Using the data below, copy every line that contains the word "Transcribe".

--- begin DATASET EXCERPTS ---

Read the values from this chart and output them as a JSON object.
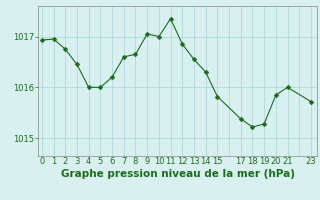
{
  "x": [
    0,
    1,
    2,
    3,
    4,
    5,
    6,
    7,
    8,
    9,
    10,
    11,
    12,
    13,
    14,
    15,
    17,
    18,
    19,
    20,
    21,
    23
  ],
  "y": [
    1016.93,
    1016.95,
    1016.75,
    1016.45,
    1016.0,
    1016.0,
    1016.2,
    1016.6,
    1016.65,
    1017.05,
    1017.0,
    1017.35,
    1016.85,
    1016.55,
    1016.3,
    1015.82,
    1015.38,
    1015.22,
    1015.28,
    1015.85,
    1016.0,
    1015.72
  ],
  "line_color": "#1a6e1a",
  "marker": "D",
  "marker_size": 2.5,
  "bg_color": "#d8f0f0",
  "grid_color": "#aad4d4",
  "title": "Graphe pression niveau de la mer (hPa)",
  "yticks": [
    1015,
    1016,
    1017
  ],
  "xtick_labels": [
    "0",
    "1",
    "2",
    "3",
    "4",
    "5",
    "6",
    "7",
    "8",
    "9",
    "1011121314",
    "15",
    "",
    "1718192021",
    "",
    "23"
  ],
  "xtick_positions": [
    0,
    1,
    2,
    3,
    4,
    5,
    6,
    7,
    8,
    9,
    10,
    15,
    16,
    17,
    20,
    23
  ],
  "xlim": [
    -0.3,
    23.5
  ],
  "ylim": [
    1014.65,
    1017.6
  ],
  "title_fontsize": 7.5,
  "tick_fontsize": 6,
  "title_color": "#1a6e1a",
  "tick_color": "#1a6e1a",
  "spine_color": "#888888"
}
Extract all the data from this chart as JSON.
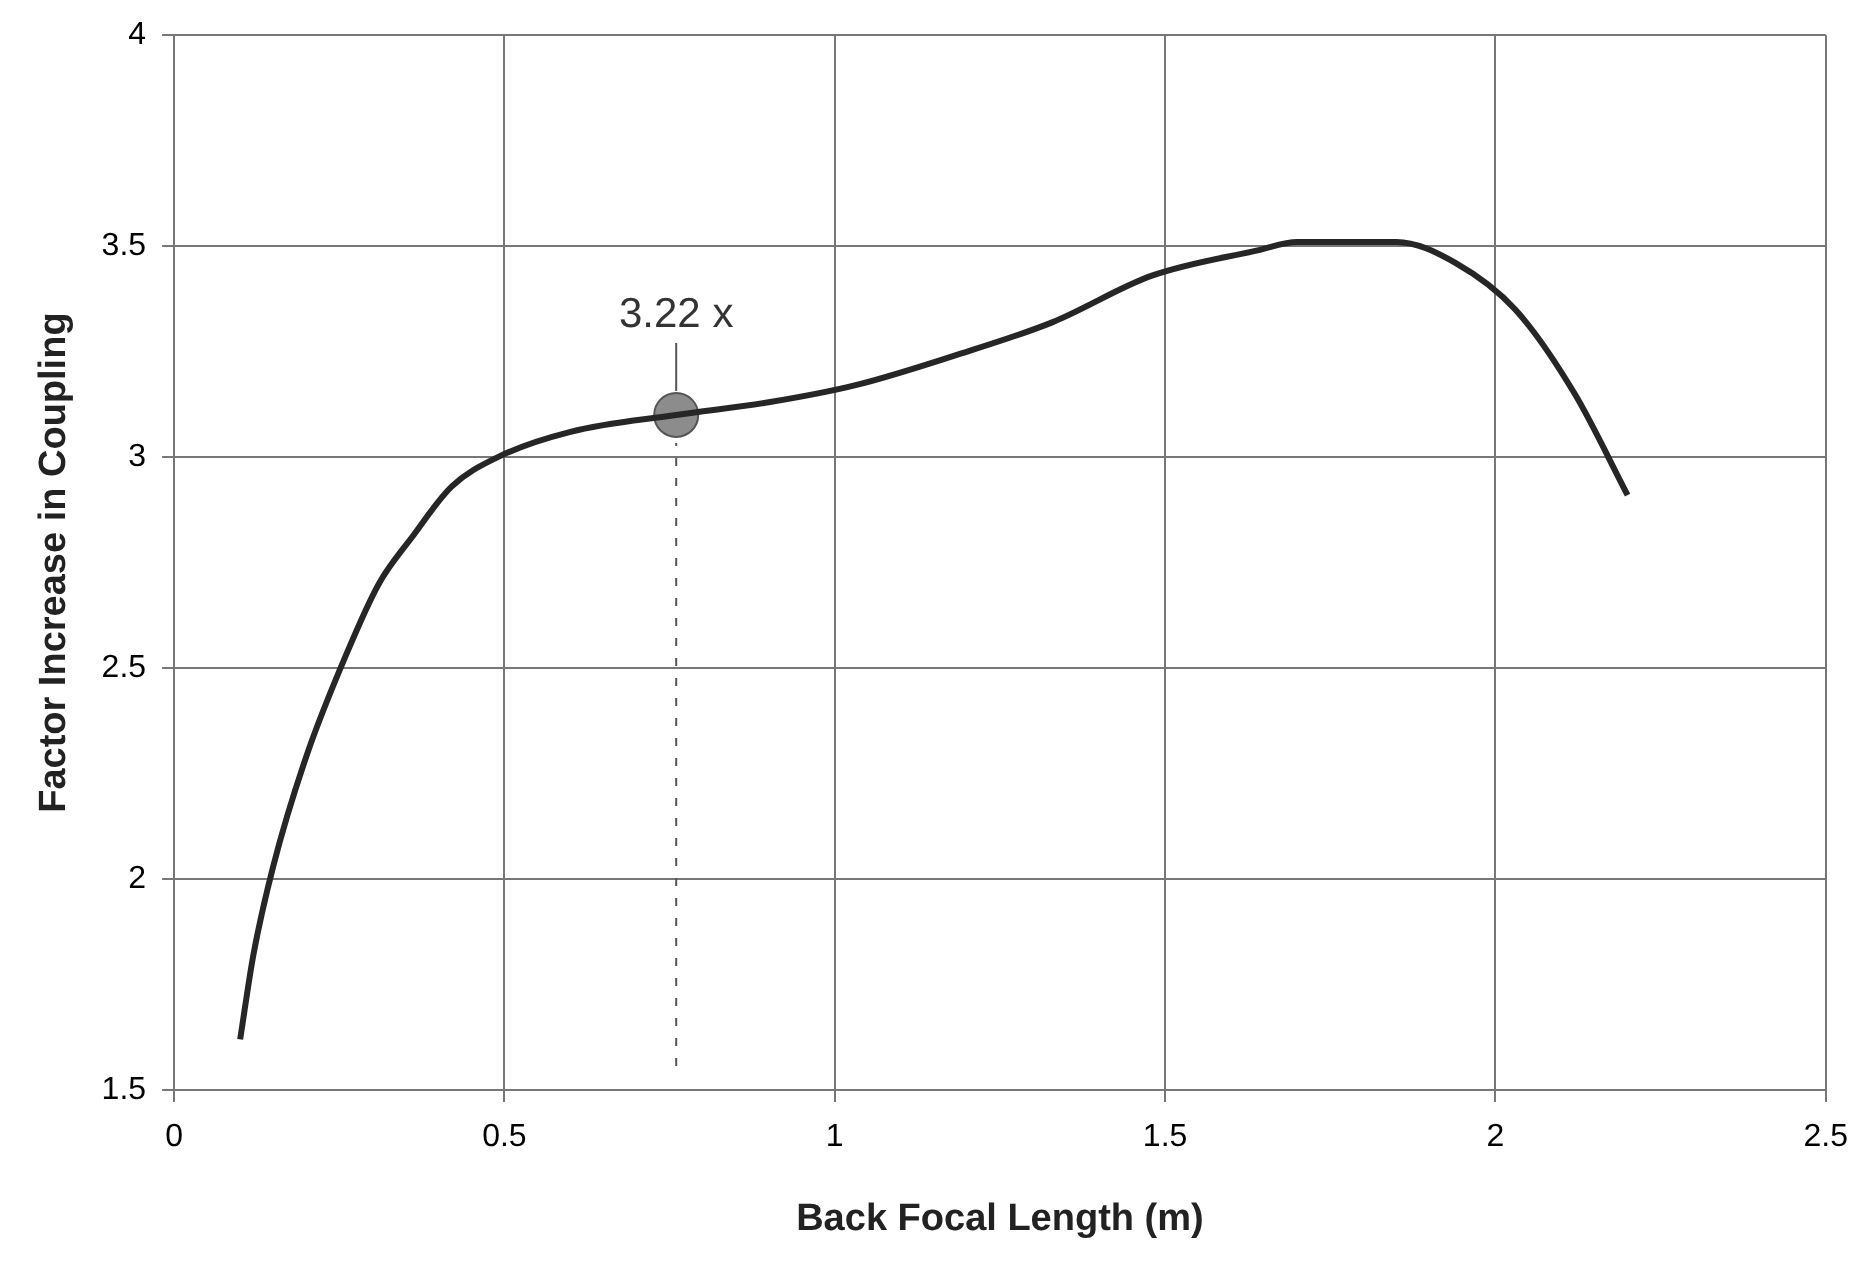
{
  "chart_data": {
    "type": "line",
    "xlabel": "Back Focal Length (m)",
    "ylabel": "Factor Increase in Coupling",
    "xlim": [
      0,
      2.5
    ],
    "xticks": [
      0,
      0.5,
      1,
      1.5,
      2,
      2.5
    ],
    "ylim": [
      1.5,
      4
    ],
    "yticks": [
      1.5,
      2,
      2.5,
      3,
      3.5,
      4
    ],
    "grid": true,
    "marker": "none",
    "line_style": "solid",
    "series": [
      {
        "color": "#262626",
        "x": [
          0.1,
          0.12,
          0.15,
          0.2,
          0.26,
          0.31,
          0.36,
          0.42,
          0.49,
          0.6,
          0.76,
          0.9,
          1.03,
          1.18,
          1.33,
          1.48,
          1.64,
          1.7,
          1.85,
          1.94,
          2.03,
          2.12,
          2.2
        ],
        "values": [
          1.62,
          1.82,
          2.03,
          2.29,
          2.53,
          2.7,
          2.81,
          2.93,
          3.0,
          3.06,
          3.1,
          3.13,
          3.17,
          3.24,
          3.32,
          3.43,
          3.49,
          3.51,
          3.51,
          3.46,
          3.35,
          3.15,
          2.91
        ]
      },
      {
        "type": "scatter",
        "color": "#8c8c8c",
        "marker": "circle",
        "x": [
          0.76
        ],
        "values": [
          3.1
        ]
      }
    ],
    "ref_lines": [
      {
        "axis": "x",
        "value": 0.76,
        "color": "#555555",
        "line_style": "dashed"
      }
    ],
    "annotations": [
      {
        "text": "3.22 x",
        "x": 0.76,
        "y": 3.1
      }
    ]
  }
}
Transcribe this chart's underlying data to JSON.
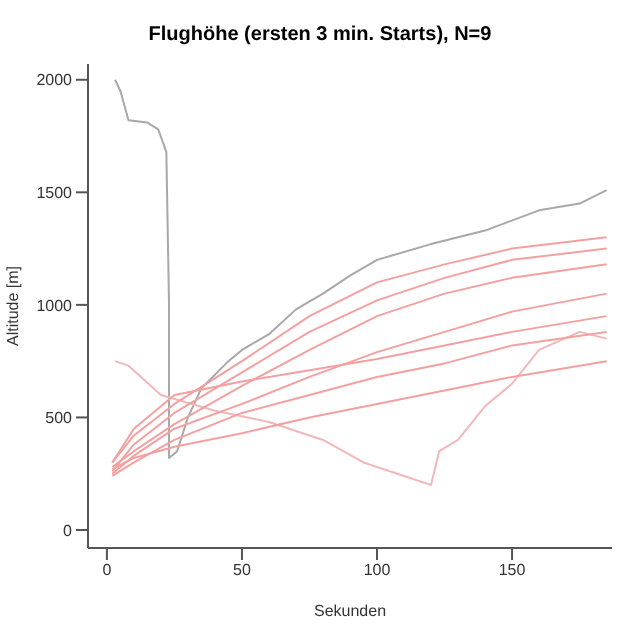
{
  "chart_data": {
    "type": "line",
    "title": "Flughöhe (ersten 3 min. Starts), N=9",
    "xlabel": "Sekunden",
    "ylabel": "Altitude [m]",
    "xlim": [
      -7,
      187
    ],
    "ylim": [
      -80,
      2070
    ],
    "xticks": [
      0,
      50,
      100,
      150
    ],
    "yticks": [
      0,
      500,
      1000,
      1500,
      2000
    ],
    "marker": "none",
    "line_style": "solid",
    "series": [
      {
        "color": "#a8a8a8",
        "x": [
          3,
          5,
          8,
          15,
          19,
          22,
          23,
          23,
          26,
          30,
          35,
          45,
          50,
          60,
          70,
          80,
          90,
          100,
          120,
          140,
          160,
          175,
          185
        ],
        "values": [
          2000,
          1950,
          1820,
          1810,
          1780,
          1680,
          1000,
          320,
          350,
          500,
          630,
          750,
          800,
          870,
          980,
          1050,
          1130,
          1200,
          1270,
          1330,
          1420,
          1450,
          1510
        ]
      },
      {
        "color": "#f0b8b8",
        "x": [
          3,
          8,
          20,
          40,
          60,
          80,
          95,
          120,
          123,
          130,
          140,
          150,
          160,
          175,
          185
        ],
        "values": [
          750,
          730,
          600,
          530,
          480,
          400,
          300,
          200,
          350,
          400,
          550,
          650,
          800,
          880,
          850
        ]
      },
      {
        "color": "#f4a0a0",
        "x": [
          2,
          10,
          25,
          50,
          75,
          100,
          125,
          150,
          185
        ],
        "values": [
          300,
          420,
          560,
          750,
          950,
          1100,
          1180,
          1250,
          1300
        ]
      },
      {
        "color": "#f4a0a0",
        "x": [
          2,
          10,
          25,
          50,
          75,
          100,
          125,
          150,
          185
        ],
        "values": [
          260,
          380,
          520,
          700,
          880,
          1020,
          1120,
          1200,
          1250
        ]
      },
      {
        "color": "#f4a0a0",
        "x": [
          2,
          10,
          25,
          50,
          75,
          100,
          125,
          150,
          185
        ],
        "values": [
          280,
          350,
          470,
          640,
          800,
          950,
          1050,
          1120,
          1180
        ]
      },
      {
        "color": "#f4a0a0",
        "x": [
          2,
          10,
          25,
          50,
          75,
          100,
          125,
          150,
          185
        ],
        "values": [
          250,
          330,
          450,
          560,
          680,
          790,
          880,
          970,
          1050
        ]
      },
      {
        "color": "#f4a0a0",
        "x": [
          2,
          10,
          25,
          50,
          75,
          100,
          125,
          150,
          185
        ],
        "values": [
          300,
          450,
          600,
          660,
          710,
          760,
          820,
          880,
          950
        ]
      },
      {
        "color": "#f4a0a0",
        "x": [
          2,
          10,
          25,
          50,
          75,
          100,
          125,
          150,
          185
        ],
        "values": [
          240,
          300,
          400,
          520,
          600,
          680,
          740,
          820,
          880
        ]
      },
      {
        "color": "#f4a0a0",
        "x": [
          2,
          10,
          25,
          50,
          75,
          100,
          125,
          150,
          185
        ],
        "values": [
          270,
          320,
          370,
          430,
          500,
          560,
          620,
          680,
          750
        ]
      }
    ]
  }
}
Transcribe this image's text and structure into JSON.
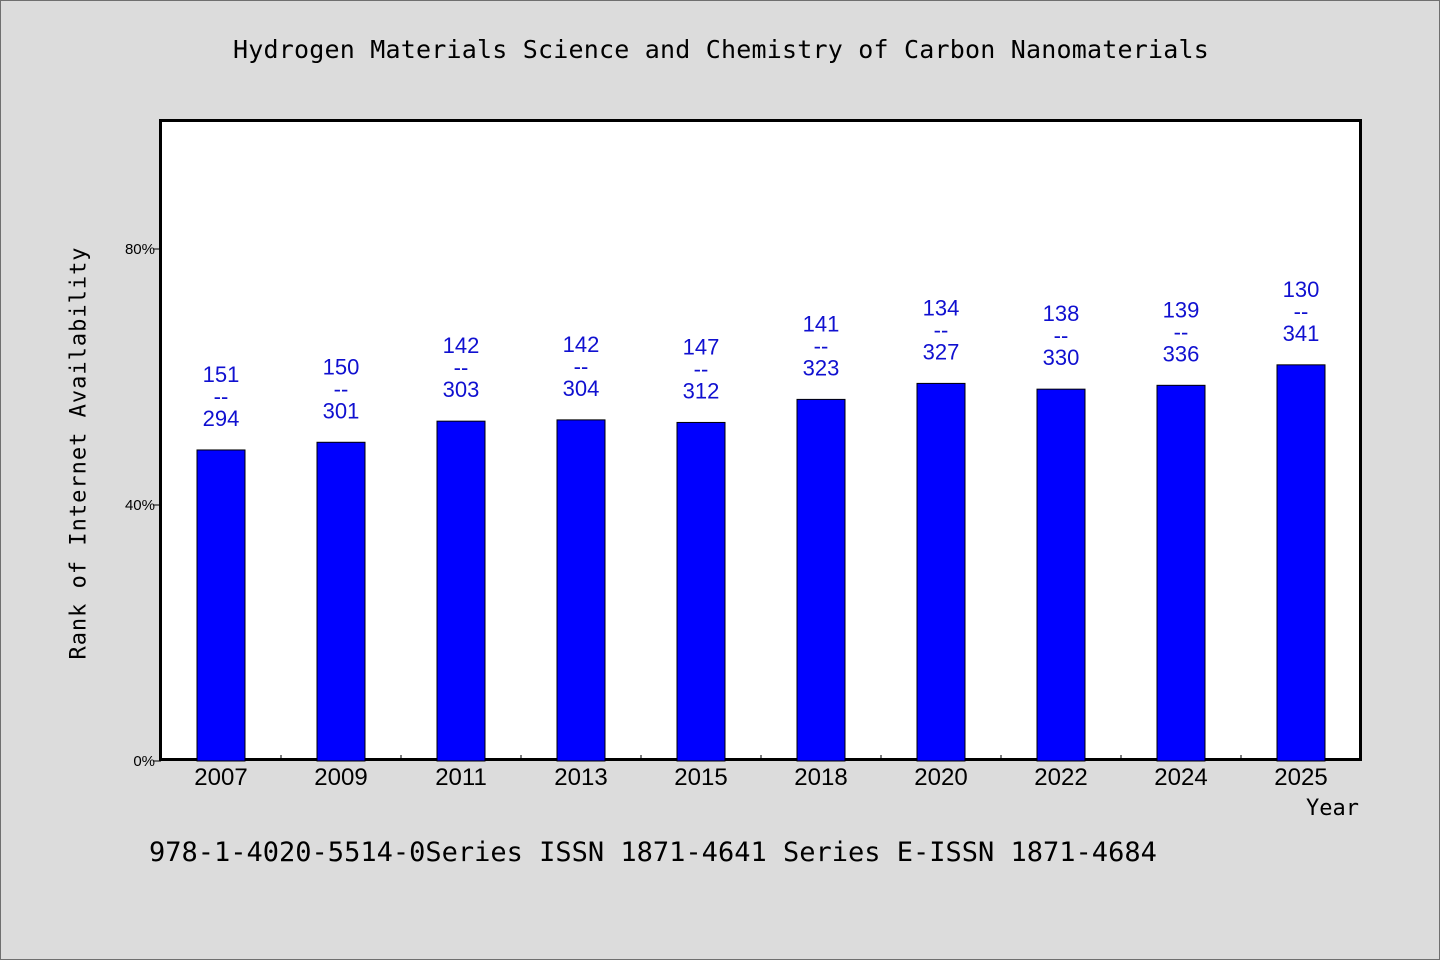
{
  "chart_data": {
    "type": "bar",
    "title": "Hydrogen Materials Science and Chemistry of Carbon Nanomaterials",
    "xlabel": "Year",
    "ylabel": "Rank of Internet Availability",
    "ylim": [
      0,
      100
    ],
    "yticks": [
      {
        "value": 0,
        "label": "0%"
      },
      {
        "value": 40,
        "label": "40%"
      },
      {
        "value": 80,
        "label": "80%"
      }
    ],
    "categories": [
      "2007",
      "2009",
      "2011",
      "2013",
      "2015",
      "2018",
      "2020",
      "2022",
      "2024",
      "2025"
    ],
    "values": [
      48.6,
      49.8,
      53.1,
      53.3,
      52.9,
      56.5,
      59.0,
      58.1,
      58.7,
      61.9
    ],
    "data_labels": [
      {
        "rank": "151",
        "sep": "--",
        "total": "294"
      },
      {
        "rank": "150",
        "sep": "--",
        "total": "301"
      },
      {
        "rank": "142",
        "sep": "--",
        "total": "303"
      },
      {
        "rank": "142",
        "sep": "--",
        "total": "304"
      },
      {
        "rank": "147",
        "sep": "--",
        "total": "312"
      },
      {
        "rank": "141",
        "sep": "--",
        "total": "323"
      },
      {
        "rank": "134",
        "sep": "--",
        "total": "327"
      },
      {
        "rank": "138",
        "sep": "--",
        "total": "330"
      },
      {
        "rank": "139",
        "sep": "--",
        "total": "336"
      },
      {
        "rank": "130",
        "sep": "--",
        "total": "341"
      }
    ],
    "grid": false,
    "colors": {
      "bar": "#0000ff",
      "bar_border": "#000000",
      "data_label": "#1010d0",
      "background": "#dcdcdc",
      "plot_background": "#ffffff"
    }
  },
  "footnote": "978-1-4020-5514-0Series ISSN 1871-4641 Series E-ISSN 1871-4684"
}
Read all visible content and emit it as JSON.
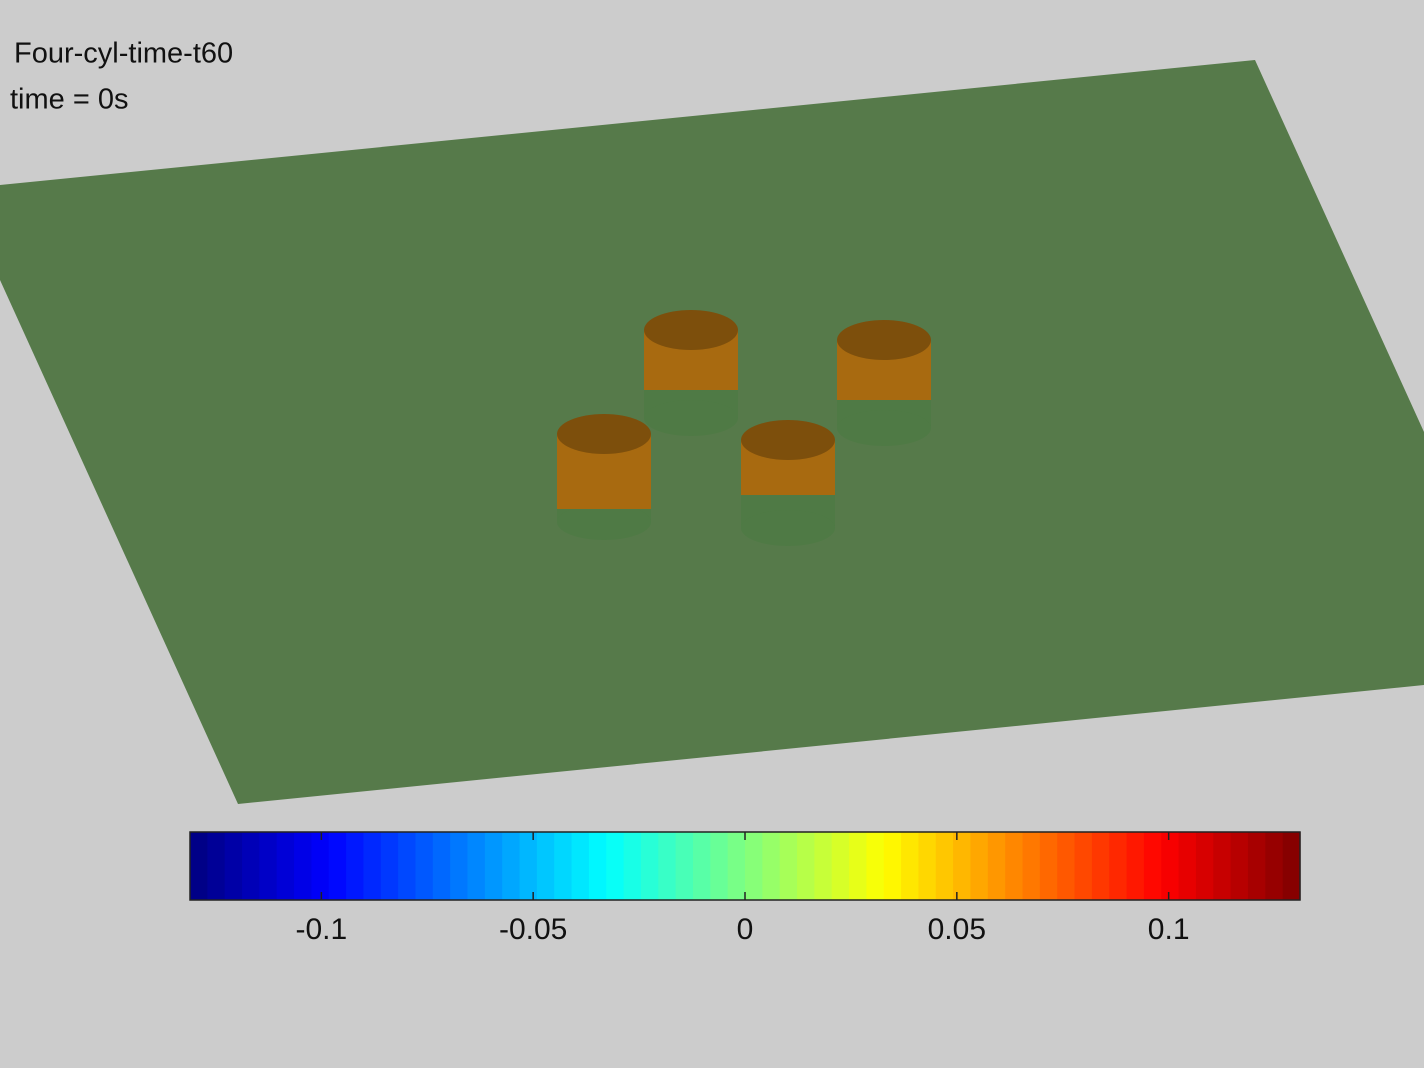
{
  "chart_data": {
    "type": "colorbar",
    "title": "Four-cyl-time-t60",
    "subtitle": "time = 0s",
    "colormap": "jet",
    "xlim": [
      -0.131,
      0.131
    ],
    "xticks": [
      -0.1,
      -0.05,
      0,
      0.05,
      0.1
    ]
  }
}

--- end DATASET EXCERPTS ---

> **RESULT OF THIS EXERCISE**
Transcribe this chart's underlying data to JSON.
Transcribe this image's text and structure into JSON.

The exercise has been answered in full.